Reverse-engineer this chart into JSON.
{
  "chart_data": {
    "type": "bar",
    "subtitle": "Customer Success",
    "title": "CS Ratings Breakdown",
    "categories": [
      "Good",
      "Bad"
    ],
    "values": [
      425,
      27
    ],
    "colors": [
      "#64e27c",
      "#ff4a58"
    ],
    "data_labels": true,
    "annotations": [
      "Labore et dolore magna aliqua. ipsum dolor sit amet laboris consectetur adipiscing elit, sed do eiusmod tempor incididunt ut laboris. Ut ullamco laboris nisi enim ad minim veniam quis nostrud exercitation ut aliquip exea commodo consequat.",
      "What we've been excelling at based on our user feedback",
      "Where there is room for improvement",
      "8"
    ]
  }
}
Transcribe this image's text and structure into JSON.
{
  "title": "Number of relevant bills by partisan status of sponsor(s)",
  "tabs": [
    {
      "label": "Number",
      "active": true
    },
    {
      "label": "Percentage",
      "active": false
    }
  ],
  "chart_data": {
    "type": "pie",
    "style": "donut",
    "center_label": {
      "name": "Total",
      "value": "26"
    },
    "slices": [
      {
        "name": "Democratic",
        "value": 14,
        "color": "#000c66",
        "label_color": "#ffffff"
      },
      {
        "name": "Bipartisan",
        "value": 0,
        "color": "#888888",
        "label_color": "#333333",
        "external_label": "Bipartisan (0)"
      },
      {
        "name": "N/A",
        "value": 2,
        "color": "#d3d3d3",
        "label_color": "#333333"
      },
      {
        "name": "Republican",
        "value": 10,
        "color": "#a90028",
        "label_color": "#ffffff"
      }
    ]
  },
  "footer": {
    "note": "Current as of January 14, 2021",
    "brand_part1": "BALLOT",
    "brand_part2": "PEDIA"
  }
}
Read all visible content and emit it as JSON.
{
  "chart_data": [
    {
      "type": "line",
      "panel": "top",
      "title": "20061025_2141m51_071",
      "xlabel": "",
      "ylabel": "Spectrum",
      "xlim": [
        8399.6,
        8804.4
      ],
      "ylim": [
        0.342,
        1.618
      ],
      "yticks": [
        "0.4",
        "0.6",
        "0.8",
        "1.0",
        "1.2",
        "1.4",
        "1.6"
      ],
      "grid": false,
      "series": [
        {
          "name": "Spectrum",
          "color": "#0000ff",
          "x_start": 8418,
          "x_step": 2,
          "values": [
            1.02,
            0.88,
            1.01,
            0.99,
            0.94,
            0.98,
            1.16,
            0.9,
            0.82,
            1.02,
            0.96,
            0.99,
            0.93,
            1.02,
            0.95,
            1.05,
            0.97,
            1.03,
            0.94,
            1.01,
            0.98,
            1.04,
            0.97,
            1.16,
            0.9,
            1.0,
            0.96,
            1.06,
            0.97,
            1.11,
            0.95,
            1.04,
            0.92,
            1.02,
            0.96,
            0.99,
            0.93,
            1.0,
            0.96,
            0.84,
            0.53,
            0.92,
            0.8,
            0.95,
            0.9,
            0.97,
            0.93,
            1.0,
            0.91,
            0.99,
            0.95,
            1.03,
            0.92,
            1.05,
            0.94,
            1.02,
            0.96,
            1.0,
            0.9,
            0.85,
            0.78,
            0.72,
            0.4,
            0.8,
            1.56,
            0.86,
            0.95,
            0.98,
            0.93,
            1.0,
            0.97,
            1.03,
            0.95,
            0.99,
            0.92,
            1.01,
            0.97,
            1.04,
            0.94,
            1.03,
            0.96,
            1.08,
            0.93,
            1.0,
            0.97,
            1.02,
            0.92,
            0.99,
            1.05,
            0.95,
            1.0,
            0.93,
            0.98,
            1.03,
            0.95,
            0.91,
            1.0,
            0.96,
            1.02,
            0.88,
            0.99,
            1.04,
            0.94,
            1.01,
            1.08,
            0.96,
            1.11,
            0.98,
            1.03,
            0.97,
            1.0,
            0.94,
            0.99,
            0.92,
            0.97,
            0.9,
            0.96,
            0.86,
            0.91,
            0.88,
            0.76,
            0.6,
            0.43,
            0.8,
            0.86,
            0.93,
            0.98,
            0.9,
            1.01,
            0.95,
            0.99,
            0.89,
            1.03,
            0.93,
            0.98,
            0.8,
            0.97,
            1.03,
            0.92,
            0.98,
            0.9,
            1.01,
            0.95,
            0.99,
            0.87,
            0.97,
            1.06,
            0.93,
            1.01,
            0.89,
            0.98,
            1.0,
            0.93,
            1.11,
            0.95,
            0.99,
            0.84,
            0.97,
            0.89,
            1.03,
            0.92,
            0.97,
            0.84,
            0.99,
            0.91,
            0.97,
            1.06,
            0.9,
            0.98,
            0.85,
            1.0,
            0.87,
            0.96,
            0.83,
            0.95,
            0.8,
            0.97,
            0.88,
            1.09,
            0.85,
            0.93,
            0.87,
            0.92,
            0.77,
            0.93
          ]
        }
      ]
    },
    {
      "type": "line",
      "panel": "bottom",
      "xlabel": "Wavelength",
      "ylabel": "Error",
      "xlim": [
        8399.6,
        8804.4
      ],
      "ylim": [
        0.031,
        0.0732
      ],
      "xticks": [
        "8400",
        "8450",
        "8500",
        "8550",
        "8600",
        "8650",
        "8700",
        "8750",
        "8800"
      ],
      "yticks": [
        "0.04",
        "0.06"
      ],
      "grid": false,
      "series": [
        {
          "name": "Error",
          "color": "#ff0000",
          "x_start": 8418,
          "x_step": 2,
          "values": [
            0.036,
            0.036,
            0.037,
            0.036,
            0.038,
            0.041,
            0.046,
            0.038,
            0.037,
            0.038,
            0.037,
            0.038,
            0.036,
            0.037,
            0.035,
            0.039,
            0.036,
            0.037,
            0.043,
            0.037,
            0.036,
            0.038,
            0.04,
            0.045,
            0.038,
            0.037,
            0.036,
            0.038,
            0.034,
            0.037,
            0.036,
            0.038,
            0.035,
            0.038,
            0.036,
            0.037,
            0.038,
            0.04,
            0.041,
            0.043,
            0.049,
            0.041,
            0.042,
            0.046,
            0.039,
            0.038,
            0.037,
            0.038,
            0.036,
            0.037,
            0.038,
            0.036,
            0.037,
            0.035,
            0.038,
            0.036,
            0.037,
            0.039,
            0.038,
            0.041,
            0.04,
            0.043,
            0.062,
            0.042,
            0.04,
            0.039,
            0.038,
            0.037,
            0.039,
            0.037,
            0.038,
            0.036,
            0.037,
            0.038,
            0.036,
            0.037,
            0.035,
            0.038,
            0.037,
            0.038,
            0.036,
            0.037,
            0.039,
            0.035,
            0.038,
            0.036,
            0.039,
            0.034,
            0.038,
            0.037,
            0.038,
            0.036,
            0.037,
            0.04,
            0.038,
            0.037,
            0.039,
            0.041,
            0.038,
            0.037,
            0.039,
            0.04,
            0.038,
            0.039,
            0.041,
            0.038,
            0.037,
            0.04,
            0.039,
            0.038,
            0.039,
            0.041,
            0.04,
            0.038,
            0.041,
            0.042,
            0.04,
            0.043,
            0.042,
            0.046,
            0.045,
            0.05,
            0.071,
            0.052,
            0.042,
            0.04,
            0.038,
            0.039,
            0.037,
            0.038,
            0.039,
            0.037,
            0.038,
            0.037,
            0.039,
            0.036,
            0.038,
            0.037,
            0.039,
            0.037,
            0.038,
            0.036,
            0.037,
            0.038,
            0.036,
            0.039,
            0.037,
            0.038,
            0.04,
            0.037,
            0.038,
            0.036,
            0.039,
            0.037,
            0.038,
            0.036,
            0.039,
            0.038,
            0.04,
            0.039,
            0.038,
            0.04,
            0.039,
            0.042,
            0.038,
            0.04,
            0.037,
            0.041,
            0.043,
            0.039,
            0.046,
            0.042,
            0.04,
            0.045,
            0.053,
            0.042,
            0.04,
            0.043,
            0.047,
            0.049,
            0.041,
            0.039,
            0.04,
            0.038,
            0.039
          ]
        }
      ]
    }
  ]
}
________________
EXERCISE AIM: Search the preceding listing for "this" and extract every line where it is found.

RESPONSE BELOW:
Reverse-engineer this chart into JSON.
Transcribe this image's text and structure into JSON.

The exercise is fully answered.